* **Aufgabenziel**
Duplizieren Sie sämtliche Zeilen der nachfolgenden Daten zeichengenau. Die Bilder sind dabei aus der Ausgabe auszulassen.

* **Einträge**
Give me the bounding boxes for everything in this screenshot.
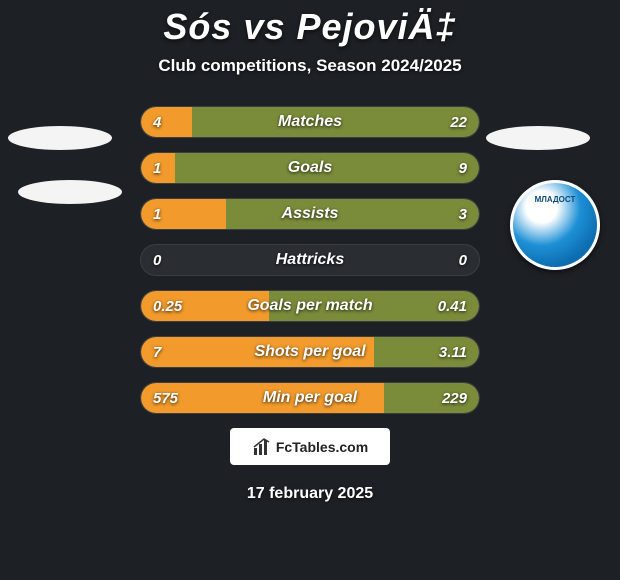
stat-label: Assists	[141, 199, 479, 229]
player-right-badge-1	[486, 126, 590, 150]
stat-row: 0.250.41Goals per match	[140, 290, 480, 322]
footer-date: 17 february 2025	[0, 485, 620, 503]
stat-row: 422Matches	[140, 106, 480, 138]
page-subtitle: Club competitions, Season 2024/2025	[0, 56, 620, 76]
stat-label: Goals	[141, 153, 479, 183]
player-left-badge-1	[8, 126, 112, 150]
stat-row: 19Goals	[140, 152, 480, 184]
stat-row: 575229Min per goal	[140, 382, 480, 414]
club-logo-text: МЛАДОСТ	[535, 196, 576, 204]
player-left-badge-2	[18, 180, 122, 204]
club-logo-right: МЛАДОСТ	[510, 180, 600, 270]
stat-label: Hattricks	[141, 245, 479, 275]
chart-icon	[252, 437, 272, 457]
stats-area: 422Matches 19Goals 13Assists 00Hattricks 0.2…	[140, 106, 480, 414]
brand-text: FcTables.com	[276, 439, 368, 455]
stat-label: Shots per goal	[141, 337, 479, 367]
stat-row: 00Hattricks	[140, 244, 480, 276]
stat-label: Matches	[141, 107, 479, 137]
stat-row: 13Assists	[140, 198, 480, 230]
page-title: Sós vs PejoviÄ‡	[0, 0, 620, 48]
brand-box[interactable]: FcTables.com	[230, 428, 390, 465]
stat-label: Min per goal	[141, 383, 479, 413]
stat-row: 73.11Shots per goal	[140, 336, 480, 368]
stat-label: Goals per match	[141, 291, 479, 321]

* **Aufgabenergebnis**
Give me the bounding boxes for everything in this screenshot.
stat-label: Assists	[141, 199, 479, 229]
player-right-badge-1	[486, 126, 590, 150]
stat-row: 0.250.41Goals per match	[140, 290, 480, 322]
footer-date: 17 february 2025	[0, 485, 620, 503]
stat-row: 422Matches	[140, 106, 480, 138]
page-subtitle: Club competitions, Season 2024/2025	[0, 56, 620, 76]
stat-label: Goals	[141, 153, 479, 183]
player-left-badge-1	[8, 126, 112, 150]
stat-row: 19Goals	[140, 152, 480, 184]
stat-row: 575229Min per goal	[140, 382, 480, 414]
club-logo-text: МЛАДОСТ	[535, 196, 576, 204]
player-left-badge-2	[18, 180, 122, 204]
club-logo-right: МЛАДОСТ	[510, 180, 600, 270]
stat-label: Hattricks	[141, 245, 479, 275]
chart-icon	[252, 437, 272, 457]
stats-area: 422Matches 19Goals 13Assists 00Hattricks 0.2…	[140, 106, 480, 414]
brand-text: FcTables.com	[276, 439, 368, 455]
stat-label: Shots per goal	[141, 337, 479, 367]
stat-row: 00Hattricks	[140, 244, 480, 276]
stat-label: Matches	[141, 107, 479, 137]
stat-row: 13Assists	[140, 198, 480, 230]
page-title: Sós vs PejoviÄ‡	[0, 0, 620, 48]
brand-box[interactable]: FcTables.com	[230, 428, 390, 465]
stat-label: Min per goal	[141, 383, 479, 413]
stat-row: 73.11Shots per goal	[140, 336, 480, 368]
stat-label: Goals per match	[141, 291, 479, 321]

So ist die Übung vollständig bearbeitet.